[start of MATERIAL TO PROCESS]

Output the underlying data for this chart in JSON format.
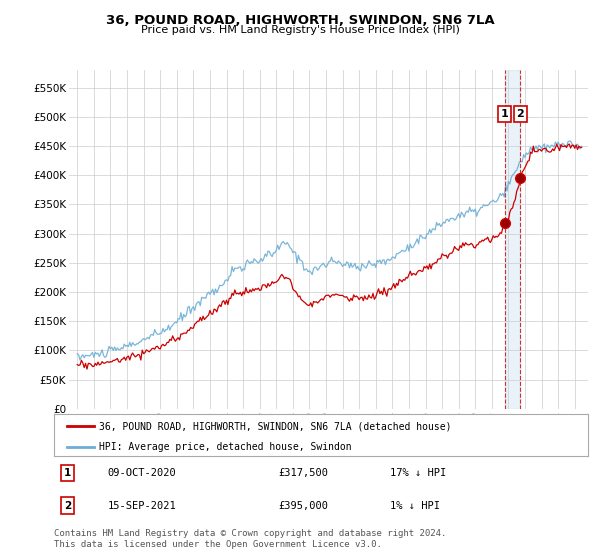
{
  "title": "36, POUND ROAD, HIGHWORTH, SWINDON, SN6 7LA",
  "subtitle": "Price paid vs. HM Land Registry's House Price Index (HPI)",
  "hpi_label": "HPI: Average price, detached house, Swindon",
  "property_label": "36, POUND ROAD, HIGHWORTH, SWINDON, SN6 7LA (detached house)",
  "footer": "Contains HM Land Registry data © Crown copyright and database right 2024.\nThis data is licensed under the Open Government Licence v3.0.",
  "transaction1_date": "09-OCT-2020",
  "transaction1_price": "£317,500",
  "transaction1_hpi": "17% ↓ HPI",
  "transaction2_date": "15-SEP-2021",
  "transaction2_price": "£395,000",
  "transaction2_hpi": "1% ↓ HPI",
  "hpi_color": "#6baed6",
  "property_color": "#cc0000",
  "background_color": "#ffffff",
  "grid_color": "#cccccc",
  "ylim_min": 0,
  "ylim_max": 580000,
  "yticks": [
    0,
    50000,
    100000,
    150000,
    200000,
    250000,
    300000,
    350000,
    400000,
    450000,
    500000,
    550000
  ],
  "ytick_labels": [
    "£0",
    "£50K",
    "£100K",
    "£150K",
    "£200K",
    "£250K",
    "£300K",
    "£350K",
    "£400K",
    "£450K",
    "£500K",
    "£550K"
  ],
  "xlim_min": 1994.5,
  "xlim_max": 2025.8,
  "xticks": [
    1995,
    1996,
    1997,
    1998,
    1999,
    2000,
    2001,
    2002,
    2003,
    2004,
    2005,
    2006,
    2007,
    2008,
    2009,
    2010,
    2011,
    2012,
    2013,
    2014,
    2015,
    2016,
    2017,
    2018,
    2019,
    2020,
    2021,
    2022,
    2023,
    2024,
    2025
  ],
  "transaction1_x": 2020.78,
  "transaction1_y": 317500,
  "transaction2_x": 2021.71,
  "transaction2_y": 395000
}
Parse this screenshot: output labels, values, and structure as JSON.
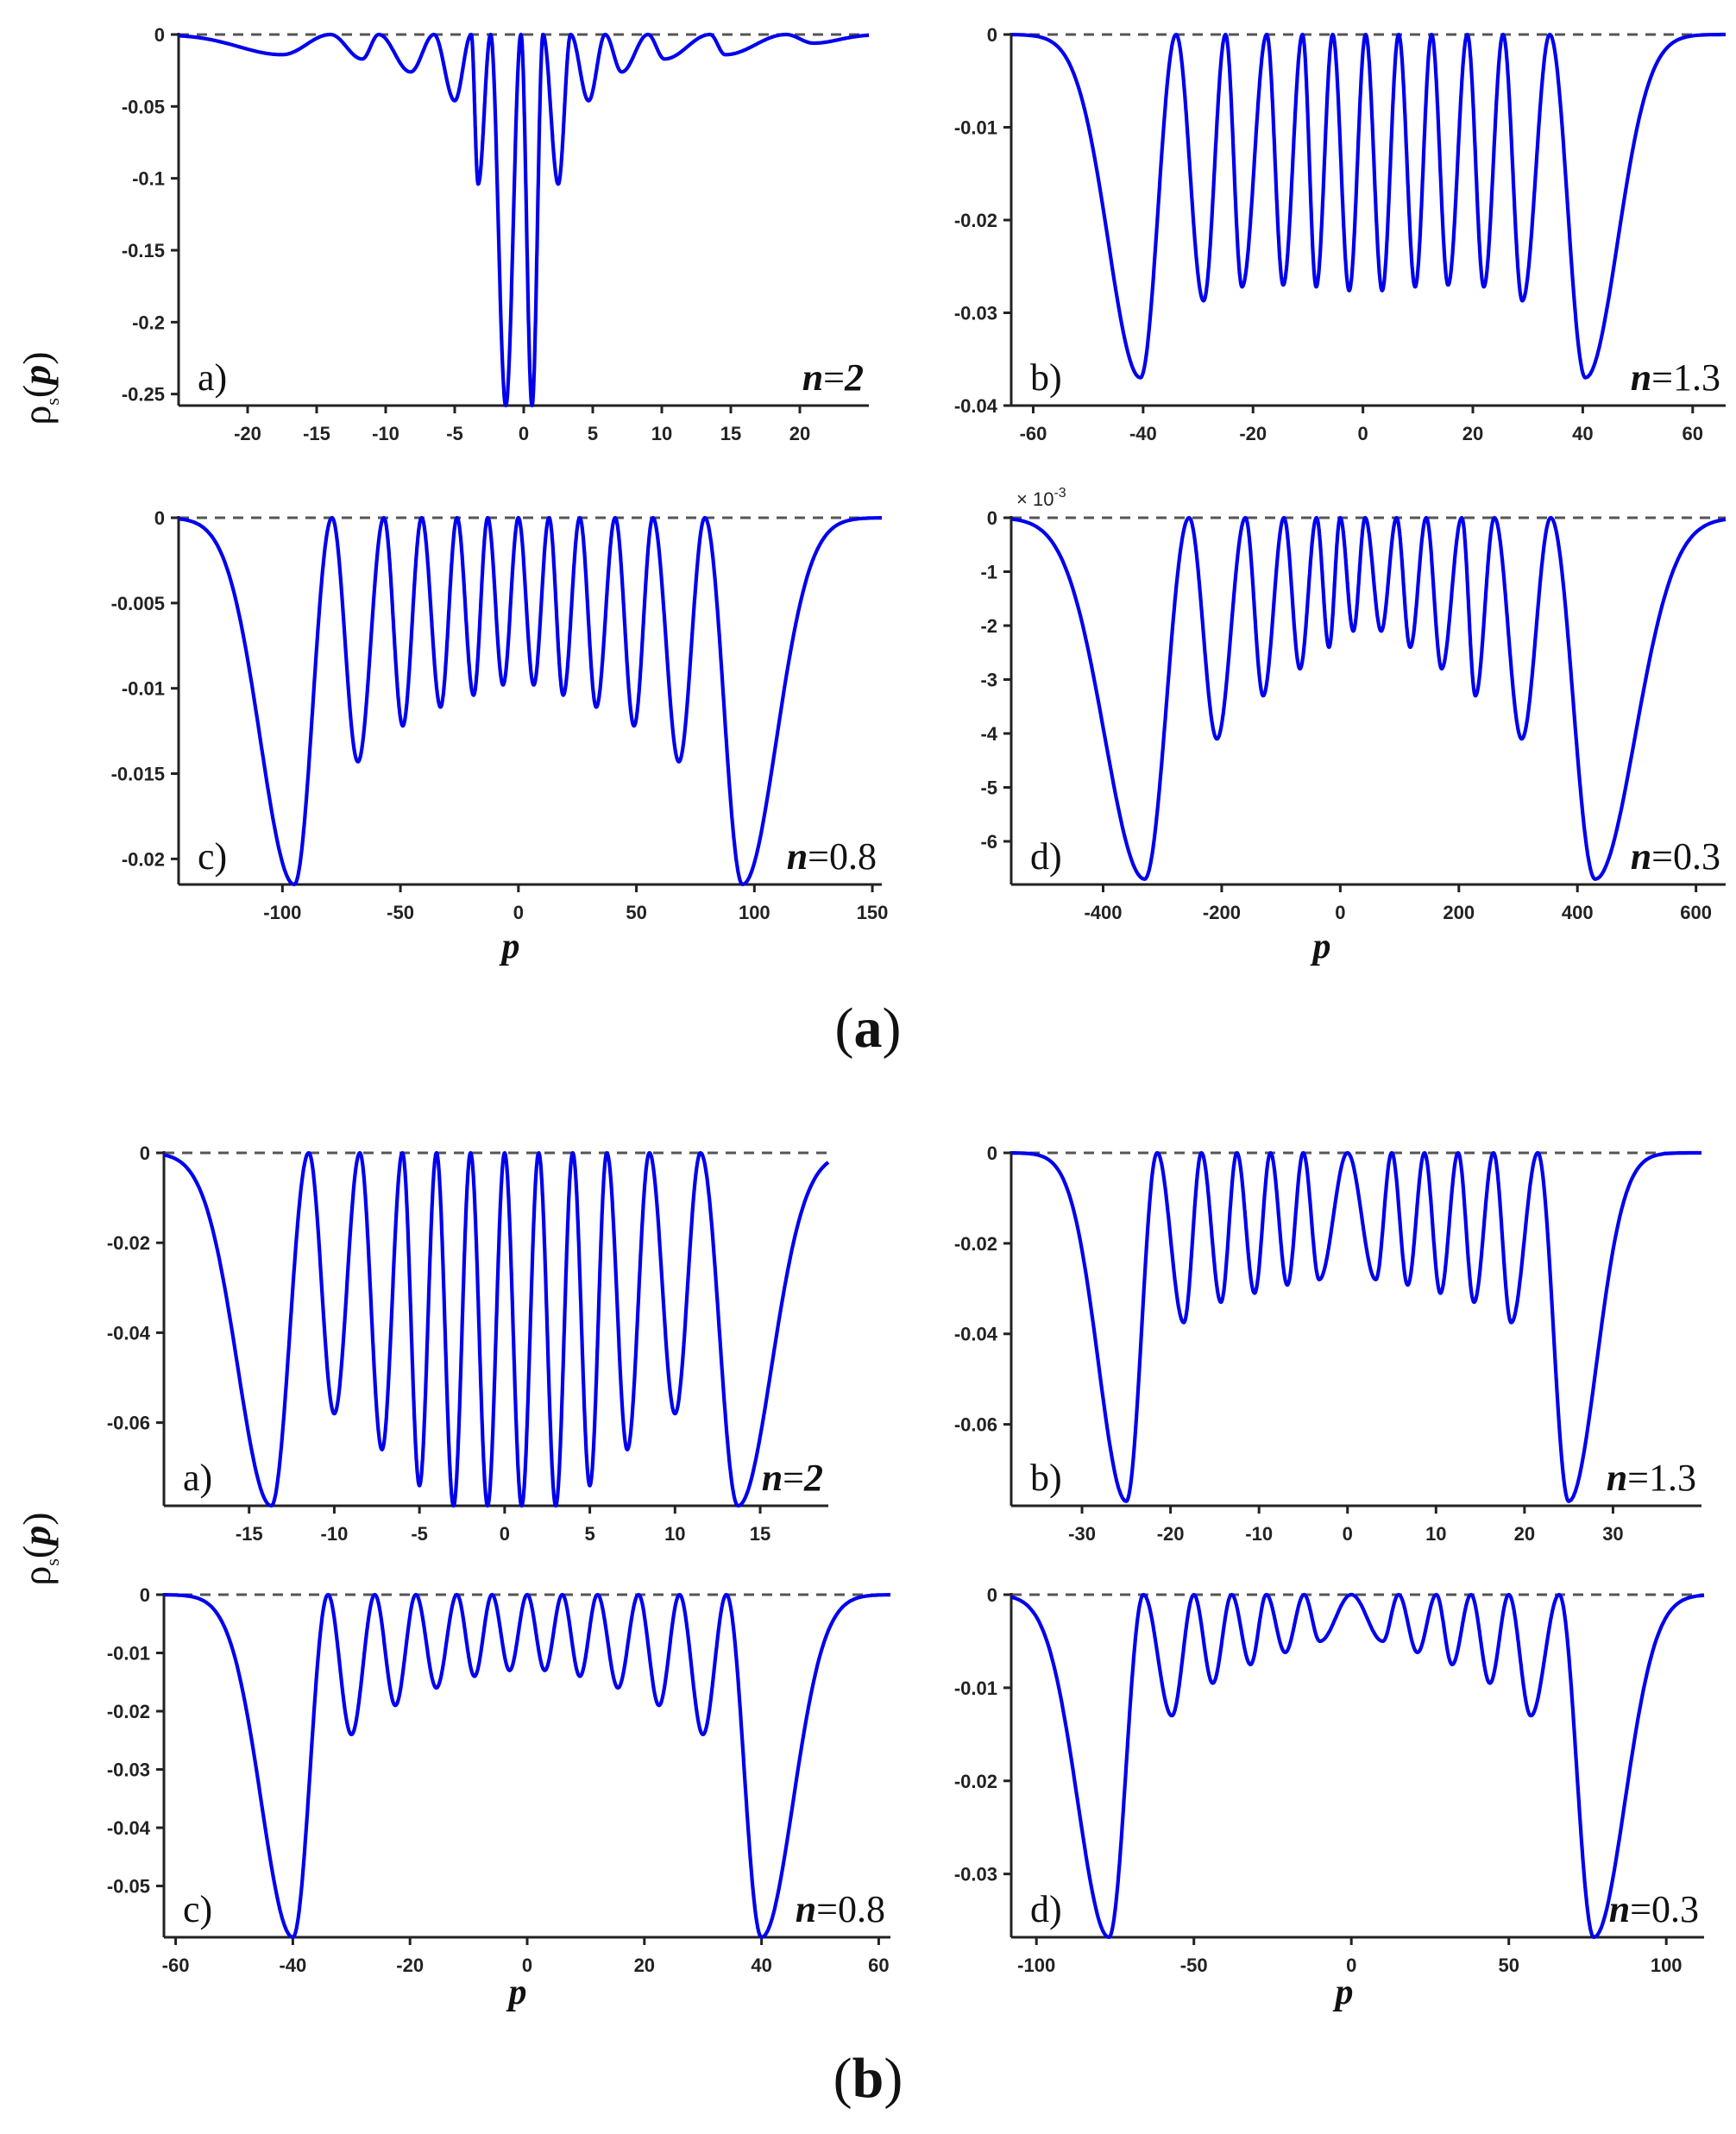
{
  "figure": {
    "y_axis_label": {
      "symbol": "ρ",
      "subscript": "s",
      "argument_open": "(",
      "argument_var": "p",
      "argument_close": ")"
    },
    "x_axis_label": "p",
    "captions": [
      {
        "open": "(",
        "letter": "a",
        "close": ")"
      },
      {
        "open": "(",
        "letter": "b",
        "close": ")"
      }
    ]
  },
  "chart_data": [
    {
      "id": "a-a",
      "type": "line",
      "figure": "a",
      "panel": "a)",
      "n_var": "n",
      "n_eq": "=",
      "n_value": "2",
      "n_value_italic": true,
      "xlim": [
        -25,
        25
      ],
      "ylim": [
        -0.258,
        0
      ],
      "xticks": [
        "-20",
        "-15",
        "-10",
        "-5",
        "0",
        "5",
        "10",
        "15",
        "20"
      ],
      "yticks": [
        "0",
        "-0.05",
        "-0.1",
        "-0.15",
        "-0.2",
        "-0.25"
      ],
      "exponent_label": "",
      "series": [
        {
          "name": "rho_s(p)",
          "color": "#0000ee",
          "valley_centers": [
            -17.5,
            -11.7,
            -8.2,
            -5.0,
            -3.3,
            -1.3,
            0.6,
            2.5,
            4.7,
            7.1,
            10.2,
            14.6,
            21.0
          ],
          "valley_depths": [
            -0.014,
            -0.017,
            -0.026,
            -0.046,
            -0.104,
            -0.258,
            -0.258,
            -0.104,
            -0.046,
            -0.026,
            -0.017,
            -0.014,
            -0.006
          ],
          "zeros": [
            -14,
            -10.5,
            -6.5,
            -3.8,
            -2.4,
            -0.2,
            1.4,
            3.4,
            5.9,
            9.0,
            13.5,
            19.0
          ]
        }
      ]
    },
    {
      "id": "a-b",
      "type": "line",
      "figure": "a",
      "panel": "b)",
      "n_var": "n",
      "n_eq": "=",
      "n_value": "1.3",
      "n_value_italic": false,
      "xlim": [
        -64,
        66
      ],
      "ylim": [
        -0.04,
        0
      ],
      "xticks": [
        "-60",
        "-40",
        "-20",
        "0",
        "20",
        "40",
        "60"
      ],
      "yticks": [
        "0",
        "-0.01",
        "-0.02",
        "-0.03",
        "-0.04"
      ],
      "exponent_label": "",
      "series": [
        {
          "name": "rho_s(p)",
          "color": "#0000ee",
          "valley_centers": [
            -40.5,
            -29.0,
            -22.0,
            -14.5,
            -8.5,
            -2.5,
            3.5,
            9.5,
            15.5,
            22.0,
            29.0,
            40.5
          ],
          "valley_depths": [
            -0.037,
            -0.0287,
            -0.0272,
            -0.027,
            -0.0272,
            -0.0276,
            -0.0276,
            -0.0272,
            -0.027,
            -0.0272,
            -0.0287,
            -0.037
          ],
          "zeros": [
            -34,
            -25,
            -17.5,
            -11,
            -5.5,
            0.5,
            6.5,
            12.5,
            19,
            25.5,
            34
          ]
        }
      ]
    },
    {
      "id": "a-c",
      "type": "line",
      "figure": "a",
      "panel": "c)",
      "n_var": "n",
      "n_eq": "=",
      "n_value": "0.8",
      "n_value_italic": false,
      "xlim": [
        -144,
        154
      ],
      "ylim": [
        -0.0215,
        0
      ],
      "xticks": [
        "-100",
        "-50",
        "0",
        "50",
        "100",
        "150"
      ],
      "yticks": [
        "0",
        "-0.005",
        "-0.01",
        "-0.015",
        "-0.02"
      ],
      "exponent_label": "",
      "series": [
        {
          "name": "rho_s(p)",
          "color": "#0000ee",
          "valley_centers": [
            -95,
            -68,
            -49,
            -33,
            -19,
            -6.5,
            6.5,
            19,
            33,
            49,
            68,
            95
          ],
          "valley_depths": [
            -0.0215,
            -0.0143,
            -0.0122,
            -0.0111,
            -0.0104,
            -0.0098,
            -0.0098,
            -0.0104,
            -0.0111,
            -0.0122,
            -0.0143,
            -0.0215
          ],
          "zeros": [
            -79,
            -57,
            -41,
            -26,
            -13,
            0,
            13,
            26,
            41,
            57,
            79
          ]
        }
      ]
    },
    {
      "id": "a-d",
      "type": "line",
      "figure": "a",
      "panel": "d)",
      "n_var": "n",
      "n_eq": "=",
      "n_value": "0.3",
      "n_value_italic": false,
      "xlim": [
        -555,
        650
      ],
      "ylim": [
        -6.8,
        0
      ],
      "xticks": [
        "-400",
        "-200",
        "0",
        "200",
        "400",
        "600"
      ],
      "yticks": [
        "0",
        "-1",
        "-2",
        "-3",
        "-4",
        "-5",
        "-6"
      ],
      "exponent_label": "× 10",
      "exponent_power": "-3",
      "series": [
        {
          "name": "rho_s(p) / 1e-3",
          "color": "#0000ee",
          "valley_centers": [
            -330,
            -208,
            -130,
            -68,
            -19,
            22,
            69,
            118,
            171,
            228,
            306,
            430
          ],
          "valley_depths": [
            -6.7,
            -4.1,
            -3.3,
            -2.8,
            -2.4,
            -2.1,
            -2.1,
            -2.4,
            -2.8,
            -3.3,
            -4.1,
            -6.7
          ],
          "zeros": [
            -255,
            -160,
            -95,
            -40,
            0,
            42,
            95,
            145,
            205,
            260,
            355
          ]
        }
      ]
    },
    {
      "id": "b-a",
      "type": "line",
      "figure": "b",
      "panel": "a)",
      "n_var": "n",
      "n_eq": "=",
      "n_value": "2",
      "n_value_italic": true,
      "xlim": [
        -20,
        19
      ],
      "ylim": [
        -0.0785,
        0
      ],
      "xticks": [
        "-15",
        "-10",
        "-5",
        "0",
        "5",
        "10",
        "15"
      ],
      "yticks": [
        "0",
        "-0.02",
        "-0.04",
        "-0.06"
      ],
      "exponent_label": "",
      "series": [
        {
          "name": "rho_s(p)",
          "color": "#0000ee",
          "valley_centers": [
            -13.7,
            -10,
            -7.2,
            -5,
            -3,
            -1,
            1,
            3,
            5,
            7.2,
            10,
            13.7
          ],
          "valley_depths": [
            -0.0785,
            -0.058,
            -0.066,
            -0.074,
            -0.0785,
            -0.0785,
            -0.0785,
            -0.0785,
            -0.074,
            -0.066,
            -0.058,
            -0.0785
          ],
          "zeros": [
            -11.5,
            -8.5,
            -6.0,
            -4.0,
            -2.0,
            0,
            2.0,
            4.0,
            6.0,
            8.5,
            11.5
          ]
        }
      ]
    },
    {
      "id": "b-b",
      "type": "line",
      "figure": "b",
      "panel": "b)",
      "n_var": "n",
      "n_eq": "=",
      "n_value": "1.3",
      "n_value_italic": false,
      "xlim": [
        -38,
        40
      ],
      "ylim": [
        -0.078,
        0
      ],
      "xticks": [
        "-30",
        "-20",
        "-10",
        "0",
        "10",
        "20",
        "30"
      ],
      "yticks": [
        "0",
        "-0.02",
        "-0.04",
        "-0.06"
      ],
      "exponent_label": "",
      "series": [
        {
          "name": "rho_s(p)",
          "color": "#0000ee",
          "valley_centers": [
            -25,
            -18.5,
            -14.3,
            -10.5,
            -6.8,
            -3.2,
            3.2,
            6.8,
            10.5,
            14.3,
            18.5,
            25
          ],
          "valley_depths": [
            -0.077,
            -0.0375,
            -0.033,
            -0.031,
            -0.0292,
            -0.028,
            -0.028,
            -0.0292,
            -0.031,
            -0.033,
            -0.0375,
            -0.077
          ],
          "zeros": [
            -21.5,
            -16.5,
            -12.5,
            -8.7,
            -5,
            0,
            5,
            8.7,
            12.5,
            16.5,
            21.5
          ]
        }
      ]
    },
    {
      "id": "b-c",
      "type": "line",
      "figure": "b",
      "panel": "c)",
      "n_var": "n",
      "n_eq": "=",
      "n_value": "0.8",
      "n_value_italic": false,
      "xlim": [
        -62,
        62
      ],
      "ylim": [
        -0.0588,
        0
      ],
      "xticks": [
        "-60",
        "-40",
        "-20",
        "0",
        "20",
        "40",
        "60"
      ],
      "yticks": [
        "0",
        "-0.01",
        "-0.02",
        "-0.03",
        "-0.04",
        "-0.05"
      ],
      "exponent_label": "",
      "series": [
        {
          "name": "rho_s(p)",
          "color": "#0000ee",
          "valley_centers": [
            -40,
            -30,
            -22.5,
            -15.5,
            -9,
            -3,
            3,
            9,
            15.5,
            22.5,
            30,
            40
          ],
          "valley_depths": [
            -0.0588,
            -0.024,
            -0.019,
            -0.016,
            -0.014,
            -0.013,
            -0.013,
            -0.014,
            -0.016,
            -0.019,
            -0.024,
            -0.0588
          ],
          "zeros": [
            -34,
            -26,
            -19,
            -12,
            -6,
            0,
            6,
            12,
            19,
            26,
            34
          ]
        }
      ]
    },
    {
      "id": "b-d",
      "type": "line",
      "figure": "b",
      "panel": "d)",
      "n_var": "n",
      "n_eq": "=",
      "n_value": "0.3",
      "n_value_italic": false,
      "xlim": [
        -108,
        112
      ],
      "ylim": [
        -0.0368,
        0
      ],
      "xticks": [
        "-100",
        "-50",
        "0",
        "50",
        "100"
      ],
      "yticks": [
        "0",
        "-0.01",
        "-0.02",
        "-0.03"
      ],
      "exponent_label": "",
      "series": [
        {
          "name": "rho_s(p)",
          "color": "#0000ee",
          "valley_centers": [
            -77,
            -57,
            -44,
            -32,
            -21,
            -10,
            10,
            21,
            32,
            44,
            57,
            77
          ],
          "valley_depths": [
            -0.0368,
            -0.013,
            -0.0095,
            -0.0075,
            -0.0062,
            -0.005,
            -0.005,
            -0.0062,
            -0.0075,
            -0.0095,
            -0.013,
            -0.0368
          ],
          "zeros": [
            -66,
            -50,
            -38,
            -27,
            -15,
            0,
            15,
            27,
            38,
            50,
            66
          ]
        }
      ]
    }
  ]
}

[end of MATERIAL TO PROCESS]

# DO THIS:
Work through the listing above and report how many lines include the string "POUND", with no other text.

# THE RESULT:
2